情報の活用
**A.** 抽出テキストの中で「雑誌の特集は」で始まる段落を、主な事実を残したまま短い箇条書きに書き直してください。
**B.** 抽出テキストのうち、「総合診療に連載中 I LOVE」から「とがないのが自慢です・・・。」までを、一字も変えずに返してください。

== 抽出テキスト

総合診療に連載中 I LOVE Urinalysis 12月号です。
雑誌の特集は小児診療の匠の経験を通して「“苦手”克服の術」を伝授です。当院には小児科がないので苦手意識がついてしまいますが、私は子供の診療も好きです。自分の子供たちは胃腸炎で脱水になっても家で点滴をすることで病院へ連れて行かずに乗り切っています。親としての威厳を保つために必死になった結果、自分の子供達には今まで点滴を失敗したことがないのが自慢です・・・。
さて、尿検査に関する連載の内容です。
・腎盂腎炎や膀胱炎を疑った場合の成人の尿培養は中間尿でよく、清拭は不要。
(なので診療所でも是非採取していただきたい)
・試験紙法による亜硝酸塩は主に腸内細菌群による細菌尿を示唆するが、感度は高くない。(腐性ブドウ球菌でも陽性となるが腸球菌・連鎖球菌は否定的で、緑膿菌の可能性も下がる→グラム染色ができなくても抗菌薬を絞ることができる)

====
== データ行

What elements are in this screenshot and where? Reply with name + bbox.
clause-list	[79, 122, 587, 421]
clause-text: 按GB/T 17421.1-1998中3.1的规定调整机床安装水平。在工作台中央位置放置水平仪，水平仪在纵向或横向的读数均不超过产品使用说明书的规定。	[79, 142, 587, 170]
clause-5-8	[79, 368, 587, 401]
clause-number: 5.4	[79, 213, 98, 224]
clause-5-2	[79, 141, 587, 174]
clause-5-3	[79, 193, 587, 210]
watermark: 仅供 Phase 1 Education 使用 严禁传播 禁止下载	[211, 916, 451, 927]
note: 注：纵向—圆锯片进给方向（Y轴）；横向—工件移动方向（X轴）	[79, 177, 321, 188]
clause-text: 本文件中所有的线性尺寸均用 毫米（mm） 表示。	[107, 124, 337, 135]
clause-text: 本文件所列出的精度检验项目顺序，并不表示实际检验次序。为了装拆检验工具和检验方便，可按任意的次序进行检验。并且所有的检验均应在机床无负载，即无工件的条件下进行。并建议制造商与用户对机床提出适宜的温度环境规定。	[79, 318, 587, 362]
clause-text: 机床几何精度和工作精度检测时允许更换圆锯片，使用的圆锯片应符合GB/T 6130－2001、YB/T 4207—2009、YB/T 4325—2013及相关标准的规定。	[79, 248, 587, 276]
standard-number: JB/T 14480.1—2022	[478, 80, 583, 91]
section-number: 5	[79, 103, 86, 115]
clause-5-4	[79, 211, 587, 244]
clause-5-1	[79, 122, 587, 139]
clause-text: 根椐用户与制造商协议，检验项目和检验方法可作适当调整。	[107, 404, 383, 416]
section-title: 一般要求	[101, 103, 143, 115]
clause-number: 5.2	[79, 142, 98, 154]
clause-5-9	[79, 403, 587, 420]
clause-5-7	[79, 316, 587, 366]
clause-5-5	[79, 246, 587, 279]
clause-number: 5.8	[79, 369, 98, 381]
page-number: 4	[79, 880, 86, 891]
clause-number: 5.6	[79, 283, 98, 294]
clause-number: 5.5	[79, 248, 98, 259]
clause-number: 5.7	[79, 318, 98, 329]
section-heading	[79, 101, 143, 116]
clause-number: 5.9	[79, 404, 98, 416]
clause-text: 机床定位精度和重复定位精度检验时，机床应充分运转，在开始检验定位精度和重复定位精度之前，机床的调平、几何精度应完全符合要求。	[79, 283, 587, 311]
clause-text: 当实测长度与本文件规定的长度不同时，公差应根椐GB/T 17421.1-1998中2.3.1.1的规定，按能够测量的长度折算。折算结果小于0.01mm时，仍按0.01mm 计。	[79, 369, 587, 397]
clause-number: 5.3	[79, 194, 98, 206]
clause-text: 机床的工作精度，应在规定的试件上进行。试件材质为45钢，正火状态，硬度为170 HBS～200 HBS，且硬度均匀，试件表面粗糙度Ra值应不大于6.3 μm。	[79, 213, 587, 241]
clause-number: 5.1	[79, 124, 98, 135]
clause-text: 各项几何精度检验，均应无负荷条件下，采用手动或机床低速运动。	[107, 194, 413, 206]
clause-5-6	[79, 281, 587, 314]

====

課題の解答
**A.**
・雑誌の特集は、小児診療の匠の経験を通して「“苦手”克服の術」を伝授する内容。
・当院には小児科がないので苦手意識がつきやすいが、筆者は子供の診療も好き。
・自分の子供たちは胃腸炎で脱水になっても、家で点滴をして病院へ連れて行かずに乗り切っている。
・自分の子供たちへの点滴はこれまで一度も失敗したことがなく、それが自慢。

**B.**
総合診療に連載中 I LOVE Urinalysis 12月号です。
雑誌の特集は小児診療の匠の経験を通して「“苦手”克服の術」を伝授です。当院には小児科がないので苦手意識がついてしまいますが、私は子供の診療も好きです。自分の子供たちは胃腸炎で脱水になっても家で点滴をすることで病院へ連れて行かずに乗り切っています。親としての威厳を保つために必死になった結果、自分の子供達には今まで点滴を失敗したことがないのが自慢です・・・。